■ Dataset items ■
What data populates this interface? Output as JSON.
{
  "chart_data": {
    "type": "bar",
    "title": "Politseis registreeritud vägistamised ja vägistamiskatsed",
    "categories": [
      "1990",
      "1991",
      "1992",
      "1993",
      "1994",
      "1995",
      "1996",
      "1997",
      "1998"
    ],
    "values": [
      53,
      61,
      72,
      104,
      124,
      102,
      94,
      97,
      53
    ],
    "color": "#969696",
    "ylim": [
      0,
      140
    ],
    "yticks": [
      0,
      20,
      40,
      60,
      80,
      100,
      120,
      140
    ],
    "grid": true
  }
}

■ Given request ■
Every line of the material must be returned exactly as it appears.

■ Exercise response ■
What data populates this interface? Output as JSON.
{
  "chart_data": {
    "type": "bar",
    "title": "Politseis registreeritud vägistamised ja vägistamiskatsed",
    "categories": [
      "1990",
      "1991",
      "1992",
      "1993",
      "1994",
      "1995",
      "1996",
      "1997",
      "1998"
    ],
    "values": [
      53,
      61,
      72,
      104,
      124,
      102,
      94,
      97,
      53
    ],
    "color": "#969696",
    "ylim": [
      0,
      140
    ],
    "yticks": [
      0,
      20,
      40,
      60,
      80,
      100,
      120,
      140
    ],
    "grid": true
  }
}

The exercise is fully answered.